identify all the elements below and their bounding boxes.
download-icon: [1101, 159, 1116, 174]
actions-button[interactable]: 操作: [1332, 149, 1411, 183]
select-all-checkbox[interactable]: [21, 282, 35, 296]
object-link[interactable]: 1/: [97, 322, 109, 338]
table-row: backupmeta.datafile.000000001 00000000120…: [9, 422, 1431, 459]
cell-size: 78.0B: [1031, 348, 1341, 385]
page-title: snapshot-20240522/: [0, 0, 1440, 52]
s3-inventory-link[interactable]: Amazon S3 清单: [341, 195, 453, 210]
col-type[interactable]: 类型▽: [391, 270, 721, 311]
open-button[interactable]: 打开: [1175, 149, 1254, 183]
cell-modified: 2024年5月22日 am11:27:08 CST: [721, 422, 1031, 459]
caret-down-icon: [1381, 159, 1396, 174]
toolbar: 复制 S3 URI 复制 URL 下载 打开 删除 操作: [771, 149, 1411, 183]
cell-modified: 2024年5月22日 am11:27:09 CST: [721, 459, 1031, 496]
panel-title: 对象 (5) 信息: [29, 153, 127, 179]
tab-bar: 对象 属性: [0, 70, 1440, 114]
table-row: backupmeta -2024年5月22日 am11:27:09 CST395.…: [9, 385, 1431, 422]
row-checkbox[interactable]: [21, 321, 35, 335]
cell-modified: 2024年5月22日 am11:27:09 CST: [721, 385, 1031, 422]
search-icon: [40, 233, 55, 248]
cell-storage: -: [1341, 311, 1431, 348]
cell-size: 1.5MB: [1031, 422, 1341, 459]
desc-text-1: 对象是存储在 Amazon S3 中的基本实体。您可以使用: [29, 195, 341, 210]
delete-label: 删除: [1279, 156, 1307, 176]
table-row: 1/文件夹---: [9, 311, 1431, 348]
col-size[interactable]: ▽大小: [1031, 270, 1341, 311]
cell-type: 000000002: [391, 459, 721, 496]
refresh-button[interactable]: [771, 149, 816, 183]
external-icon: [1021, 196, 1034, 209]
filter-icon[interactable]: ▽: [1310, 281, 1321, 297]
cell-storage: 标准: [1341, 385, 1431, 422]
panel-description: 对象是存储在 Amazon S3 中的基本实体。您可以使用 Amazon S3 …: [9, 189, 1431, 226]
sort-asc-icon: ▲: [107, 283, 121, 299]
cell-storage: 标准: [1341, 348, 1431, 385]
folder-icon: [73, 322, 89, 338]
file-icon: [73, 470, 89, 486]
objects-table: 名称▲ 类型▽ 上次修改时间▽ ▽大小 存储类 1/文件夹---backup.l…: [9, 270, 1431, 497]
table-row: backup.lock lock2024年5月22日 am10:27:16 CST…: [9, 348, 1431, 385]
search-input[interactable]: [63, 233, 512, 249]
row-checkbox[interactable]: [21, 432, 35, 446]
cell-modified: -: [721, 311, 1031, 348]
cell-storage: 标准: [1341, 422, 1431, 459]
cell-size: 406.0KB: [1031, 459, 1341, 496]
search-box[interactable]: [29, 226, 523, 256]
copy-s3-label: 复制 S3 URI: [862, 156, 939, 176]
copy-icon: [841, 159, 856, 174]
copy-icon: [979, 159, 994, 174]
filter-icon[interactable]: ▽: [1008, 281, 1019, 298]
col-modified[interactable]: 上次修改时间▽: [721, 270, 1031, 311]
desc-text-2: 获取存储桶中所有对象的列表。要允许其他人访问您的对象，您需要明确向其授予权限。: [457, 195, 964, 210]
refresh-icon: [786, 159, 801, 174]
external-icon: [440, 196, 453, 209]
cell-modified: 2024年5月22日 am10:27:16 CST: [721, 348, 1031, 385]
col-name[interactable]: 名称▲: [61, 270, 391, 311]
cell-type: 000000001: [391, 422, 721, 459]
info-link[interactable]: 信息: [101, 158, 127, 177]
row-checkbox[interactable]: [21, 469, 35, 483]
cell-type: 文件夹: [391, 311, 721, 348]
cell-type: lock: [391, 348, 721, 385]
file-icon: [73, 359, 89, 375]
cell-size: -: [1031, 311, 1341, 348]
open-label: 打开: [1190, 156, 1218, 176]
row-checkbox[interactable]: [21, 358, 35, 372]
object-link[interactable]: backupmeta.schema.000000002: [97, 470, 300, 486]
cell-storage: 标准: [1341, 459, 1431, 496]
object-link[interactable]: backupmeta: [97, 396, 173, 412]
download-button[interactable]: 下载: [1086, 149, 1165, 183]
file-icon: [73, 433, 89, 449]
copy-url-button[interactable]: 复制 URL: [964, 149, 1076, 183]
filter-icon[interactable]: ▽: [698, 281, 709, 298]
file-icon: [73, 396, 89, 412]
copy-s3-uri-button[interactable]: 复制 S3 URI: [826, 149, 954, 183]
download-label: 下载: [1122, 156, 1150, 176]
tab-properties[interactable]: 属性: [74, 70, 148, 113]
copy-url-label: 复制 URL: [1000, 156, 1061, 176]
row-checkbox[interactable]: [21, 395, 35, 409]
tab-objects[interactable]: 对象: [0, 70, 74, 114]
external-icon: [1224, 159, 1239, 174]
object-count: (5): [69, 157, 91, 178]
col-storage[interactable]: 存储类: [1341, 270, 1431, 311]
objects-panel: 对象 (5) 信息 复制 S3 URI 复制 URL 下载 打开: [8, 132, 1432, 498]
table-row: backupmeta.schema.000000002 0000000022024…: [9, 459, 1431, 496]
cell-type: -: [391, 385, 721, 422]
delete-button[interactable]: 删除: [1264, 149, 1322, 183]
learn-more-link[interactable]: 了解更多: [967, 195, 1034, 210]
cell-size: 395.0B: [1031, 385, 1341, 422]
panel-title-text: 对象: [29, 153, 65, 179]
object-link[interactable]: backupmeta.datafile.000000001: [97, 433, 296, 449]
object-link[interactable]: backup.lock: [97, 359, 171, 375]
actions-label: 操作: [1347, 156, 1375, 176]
=-=-=
--- Request ---
Can you rewrite the listing from its first line through the line with "refresh-button[interactable]: [771, 149, 816, 183]", putting "cell-updated" wherever "cell-modified" appears and leaving everything else unchanged?

--- Result below ---
identify all the elements below and their bounding boxes.
download-icon: [1101, 159, 1116, 174]
actions-button[interactable]: 操作: [1332, 149, 1411, 183]
select-all-checkbox[interactable]: [21, 282, 35, 296]
object-link[interactable]: 1/: [97, 322, 109, 338]
table-row: backupmeta.datafile.000000001 00000000120…: [9, 422, 1431, 459]
cell-size: 78.0B: [1031, 348, 1341, 385]
page-title: snapshot-20240522/: [0, 0, 1440, 52]
s3-inventory-link[interactable]: Amazon S3 清单: [341, 195, 453, 210]
col-type[interactable]: 类型▽: [391, 270, 721, 311]
open-button[interactable]: 打开: [1175, 149, 1254, 183]
cell-updated: 2024年5月22日 am11:27:08 CST: [721, 422, 1031, 459]
caret-down-icon: [1381, 159, 1396, 174]
toolbar: 复制 S3 URI 复制 URL 下载 打开 删除 操作: [771, 149, 1411, 183]
cell-updated: 2024年5月22日 am11:27:09 CST: [721, 459, 1031, 496]
panel-title: 对象 (5) 信息: [29, 153, 127, 179]
tab-bar: 对象 属性: [0, 70, 1440, 114]
table-row: backupmeta -2024年5月22日 am11:27:09 CST395.…: [9, 385, 1431, 422]
row-checkbox[interactable]: [21, 321, 35, 335]
cell-updated: 2024年5月22日 am11:27:09 CST: [721, 385, 1031, 422]
search-icon: [40, 233, 55, 248]
cell-storage: -: [1341, 311, 1431, 348]
cell-size: 1.5MB: [1031, 422, 1341, 459]
desc-text-1: 对象是存储在 Amazon S3 中的基本实体。您可以使用: [29, 195, 341, 210]
delete-label: 删除: [1279, 156, 1307, 176]
table-row: 1/文件夹---: [9, 311, 1431, 348]
col-size[interactable]: ▽大小: [1031, 270, 1341, 311]
cell-type: 000000002: [391, 459, 721, 496]
refresh-button[interactable]: [771, 149, 816, 183]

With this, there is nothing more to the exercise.